=== What is expected ===
Report all lines from the entries below in which "background" appears.

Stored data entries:
******

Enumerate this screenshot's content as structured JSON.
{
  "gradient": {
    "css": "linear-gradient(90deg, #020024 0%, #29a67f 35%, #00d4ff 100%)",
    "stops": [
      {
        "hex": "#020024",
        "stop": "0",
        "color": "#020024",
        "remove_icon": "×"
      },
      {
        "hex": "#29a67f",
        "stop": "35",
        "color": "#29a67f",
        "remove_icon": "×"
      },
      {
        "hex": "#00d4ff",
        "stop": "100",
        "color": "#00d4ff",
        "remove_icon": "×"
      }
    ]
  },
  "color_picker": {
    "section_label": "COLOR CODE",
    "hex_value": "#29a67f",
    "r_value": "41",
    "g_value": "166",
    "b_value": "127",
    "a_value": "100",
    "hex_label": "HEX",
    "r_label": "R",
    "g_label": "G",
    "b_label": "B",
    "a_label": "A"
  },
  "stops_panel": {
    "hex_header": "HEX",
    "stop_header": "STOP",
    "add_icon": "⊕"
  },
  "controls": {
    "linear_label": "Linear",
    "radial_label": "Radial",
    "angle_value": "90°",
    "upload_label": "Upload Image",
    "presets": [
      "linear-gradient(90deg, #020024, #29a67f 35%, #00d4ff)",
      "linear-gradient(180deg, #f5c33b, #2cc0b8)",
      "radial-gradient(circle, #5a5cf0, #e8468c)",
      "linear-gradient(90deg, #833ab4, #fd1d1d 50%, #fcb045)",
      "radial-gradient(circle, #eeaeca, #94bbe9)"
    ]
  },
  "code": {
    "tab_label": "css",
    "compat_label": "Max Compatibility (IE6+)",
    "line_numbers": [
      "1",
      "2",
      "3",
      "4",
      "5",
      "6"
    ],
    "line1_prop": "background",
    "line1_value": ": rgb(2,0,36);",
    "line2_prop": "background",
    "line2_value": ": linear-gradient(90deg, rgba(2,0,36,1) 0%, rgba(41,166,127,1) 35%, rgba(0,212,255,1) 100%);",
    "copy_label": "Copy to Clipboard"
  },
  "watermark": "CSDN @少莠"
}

******

=== Exercise result ===
    "line1_prop": "background",
    "line2_prop": "background",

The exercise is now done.